Problem
Pick out and copy each line in the records below that contains the string "layer".

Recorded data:
□ □ □ □ □
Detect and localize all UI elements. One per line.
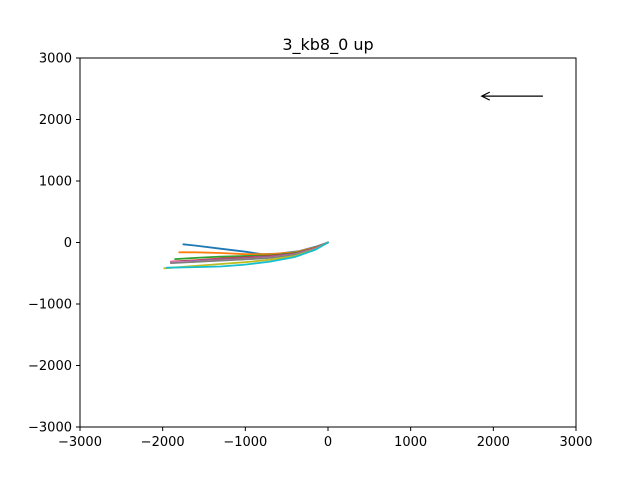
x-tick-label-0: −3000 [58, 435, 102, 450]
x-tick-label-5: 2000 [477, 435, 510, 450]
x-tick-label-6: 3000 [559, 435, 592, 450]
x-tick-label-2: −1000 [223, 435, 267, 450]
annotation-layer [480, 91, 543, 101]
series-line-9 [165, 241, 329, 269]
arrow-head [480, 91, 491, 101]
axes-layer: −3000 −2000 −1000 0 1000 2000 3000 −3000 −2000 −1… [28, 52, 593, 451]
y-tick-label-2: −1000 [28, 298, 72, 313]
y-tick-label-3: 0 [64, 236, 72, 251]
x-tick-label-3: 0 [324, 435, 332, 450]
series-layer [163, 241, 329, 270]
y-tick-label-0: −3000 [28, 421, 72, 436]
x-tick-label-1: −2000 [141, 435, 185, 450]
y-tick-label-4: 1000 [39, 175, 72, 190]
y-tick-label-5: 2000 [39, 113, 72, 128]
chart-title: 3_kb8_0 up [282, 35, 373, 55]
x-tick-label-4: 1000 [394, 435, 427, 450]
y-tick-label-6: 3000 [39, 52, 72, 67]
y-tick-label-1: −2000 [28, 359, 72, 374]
□ □ □ □ □
Response
annotation-layer [480, 91, 543, 101]
axes-layer: −3000 −2000 −1000 0 1000 2000 3000 −3000 −2000 −1… [28, 52, 593, 451]
series-layer [163, 241, 329, 270]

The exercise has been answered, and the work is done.